Dataset items:

-- Start --

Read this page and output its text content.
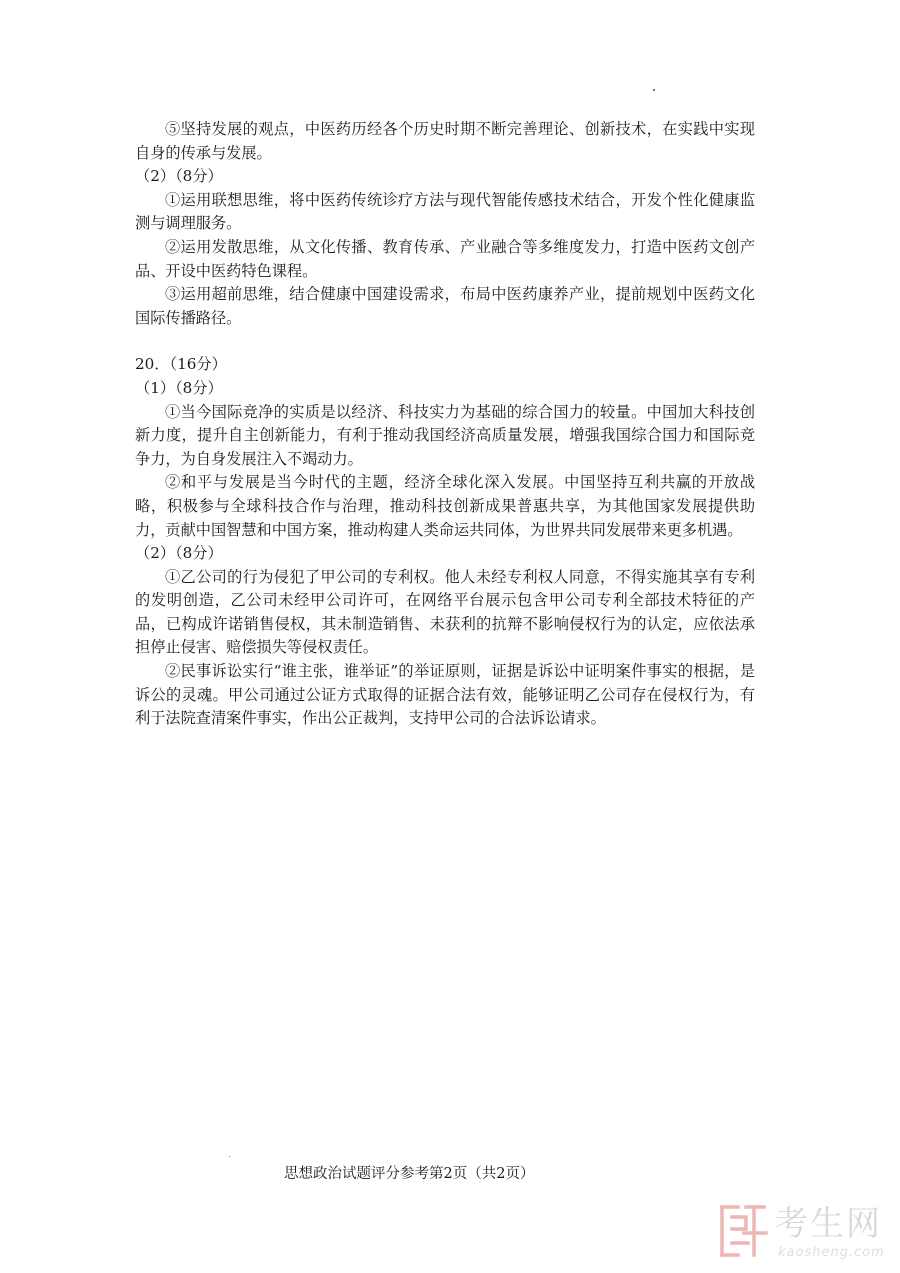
⑤坚持发展的观点，中医药历经各个历史时期不断完善理论、创新技术，在实践中实现自身的传承与发展。

（2）（8分）

①运用联想思维，将中医药传统诊疗方法与现代智能传感技术结合，开发个性化健康监测与调理服务。

②运用发散思维，从文化传播、教育传承、产业融合等多维度发力，打造中医药文创产品、开设中医药特色课程。

③运用超前思维，结合健康中国建设需求，布局中医药康养产业，提前规划中医药文化国际传播路径。

20．（16分）

（1）（8分）

①当今国际竞净的实质是以经济、科技实力为基础的综合国力的较量。中国加大科技创新力度，提升自主创新能力，有利于推动我国经济高质量发展，增强我国综合国力和国际竞争力，为自身发展注入不竭动力。

②和平与发展是当今时代的主题，经济全球化深入发展。中国坚持互利共赢的开放战略，积极参与全球科技合作与治理，推动科技创新成果普惠共享，为其他国家发展提供助力，贡献中国智慧和中国方案，推动构建人类命运共同体，为世界共同发展带来更多机遇。

（2）（8分）

①乙公司的行为侵犯了甲公司的专利权。他人未经专利权人同意，不得实施其享有专利的发明创造，乙公司未经甲公司许可，在网络平台展示包含甲公司专利全部技术特征的产品，已构成许诺销售侵权，其未制造销售、未获利的抗辩不影响侵权行为的认定，应依法承担停止侵害、赔偿损失等侵权责任。

②民事诉讼实行“谁主张，谁举证”的举证原则，证据是诉讼中证明案件事实的根据，是诉公的灵魂。甲公司通过公证方式取得的证据合法有效，能够证明乙公司存在侵权行为，有利于法院查清案件事实，作出公正裁判，支持甲公司的合法诉讼请求。

思想政治试题评分参考第2页（共2页）
考生网
kaosheng.com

-- End --

- YOUR OBJECTIVE: Copy every record above exactly, leaving out the pictures.

- REPLY TO THE EXERCISE:
Read this page and output its text content.
⑤坚持发展的观点，中医药历经各个历史时期不断完善理论、创新技术，在实践中实现自身的传承与发展。

（2）（8分）

①运用联想思维，将中医药传统诊疗方法与现代智能传感技术结合，开发个性化健康监测与调理服务。

②运用发散思维，从文化传播、教育传承、产业融合等多维度发力，打造中医药文创产品、开设中医药特色课程。

③运用超前思维，结合健康中国建设需求，布局中医药康养产业，提前规划中医药文化国际传播路径。

20．（16分）

（1）（8分）

①当今国际竞净的实质是以经济、科技实力为基础的综合国力的较量。中国加大科技创新力度，提升自主创新能力，有利于推动我国经济高质量发展，增强我国综合国力和国际竞争力，为自身发展注入不竭动力。

②和平与发展是当今时代的主题，经济全球化深入发展。中国坚持互利共赢的开放战略，积极参与全球科技合作与治理，推动科技创新成果普惠共享，为其他国家发展提供助力，贡献中国智慧和中国方案，推动构建人类命运共同体，为世界共同发展带来更多机遇。

（2）（8分）

①乙公司的行为侵犯了甲公司的专利权。他人未经专利权人同意，不得实施其享有专利的发明创造，乙公司未经甲公司许可，在网络平台展示包含甲公司专利全部技术特征的产品，已构成许诺销售侵权，其未制造销售、未获利的抗辩不影响侵权行为的认定，应依法承担停止侵害、赔偿损失等侵权责任。

②民事诉讼实行“谁主张，谁举证”的举证原则，证据是诉讼中证明案件事实的根据，是诉公的灵魂。甲公司通过公证方式取得的证据合法有效，能够证明乙公司存在侵权行为，有利于法院查清案件事实，作出公正裁判，支持甲公司的合法诉讼请求。

思想政治试题评分参考第2页（共2页）
考生网
kaosheng.com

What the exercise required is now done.